→ **Requirements**
Below is a block of records; repeat all of them exactly.

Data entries

□ □ □

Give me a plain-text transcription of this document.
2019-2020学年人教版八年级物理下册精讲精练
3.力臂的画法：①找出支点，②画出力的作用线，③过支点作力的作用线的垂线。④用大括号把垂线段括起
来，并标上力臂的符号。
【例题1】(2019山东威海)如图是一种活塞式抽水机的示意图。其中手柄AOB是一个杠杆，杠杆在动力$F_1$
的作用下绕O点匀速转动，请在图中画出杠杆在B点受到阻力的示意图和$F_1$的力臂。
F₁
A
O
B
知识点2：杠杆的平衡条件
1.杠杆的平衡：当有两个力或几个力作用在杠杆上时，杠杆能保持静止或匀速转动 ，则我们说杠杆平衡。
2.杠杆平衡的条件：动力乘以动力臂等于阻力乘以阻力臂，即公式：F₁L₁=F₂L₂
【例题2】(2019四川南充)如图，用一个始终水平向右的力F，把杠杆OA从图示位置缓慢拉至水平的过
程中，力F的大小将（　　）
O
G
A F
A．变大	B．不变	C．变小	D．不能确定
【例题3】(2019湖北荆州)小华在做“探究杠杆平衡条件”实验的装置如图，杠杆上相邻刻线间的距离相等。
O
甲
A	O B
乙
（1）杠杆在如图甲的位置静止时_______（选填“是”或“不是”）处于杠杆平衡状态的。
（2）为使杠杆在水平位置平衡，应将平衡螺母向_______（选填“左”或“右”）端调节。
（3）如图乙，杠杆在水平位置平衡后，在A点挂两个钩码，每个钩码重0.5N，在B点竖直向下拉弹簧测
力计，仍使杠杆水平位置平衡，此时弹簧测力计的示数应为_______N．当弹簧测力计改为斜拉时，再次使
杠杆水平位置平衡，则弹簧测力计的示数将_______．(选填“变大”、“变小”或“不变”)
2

□ □ □

→ **Final result**
Give me a plain-text transcription of this document.
2019-2020学年人教版八年级物理下册精讲精练
3.力臂的画法：①找出支点，②画出力的作用线，③过支点作力的作用线的垂线。④用大括号把垂线段括起
来，并标上力臂的符号。
【例题1】(2019山东威海)如图是一种活塞式抽水机的示意图。其中手柄AOB是一个杠杆，杠杆在动力$F_1$
的作用下绕O点匀速转动，请在图中画出杠杆在B点受到阻力的示意图和$F_1$的力臂。
F₁
A
O
B
知识点2：杠杆的平衡条件
1.杠杆的平衡：当有两个力或几个力作用在杠杆上时，杠杆能保持静止或匀速转动 ，则我们说杠杆平衡。
2.杠杆平衡的条件：动力乘以动力臂等于阻力乘以阻力臂，即公式：F₁L₁=F₂L₂
【例题2】(2019四川南充)如图，用一个始终水平向右的力F，把杠杆OA从图示位置缓慢拉至水平的过
程中，力F的大小将（　　）
O
G
A F
A．变大	B．不变	C．变小	D．不能确定
【例题3】(2019湖北荆州)小华在做“探究杠杆平衡条件”实验的装置如图，杠杆上相邻刻线间的距离相等。
O
甲
A	O B
乙
（1）杠杆在如图甲的位置静止时_______（选填“是”或“不是”）处于杠杆平衡状态的。
（2）为使杠杆在水平位置平衡，应将平衡螺母向_______（选填“左”或“右”）端调节。
（3）如图乙，杠杆在水平位置平衡后，在A点挂两个钩码，每个钩码重0.5N，在B点竖直向下拉弹簧测
力计，仍使杠杆水平位置平衡，此时弹簧测力计的示数应为_______N．当弹簧测力计改为斜拉时，再次使
杠杆水平位置平衡，则弹簧测力计的示数将_______．(选填“变大”、“变小”或“不变”)
2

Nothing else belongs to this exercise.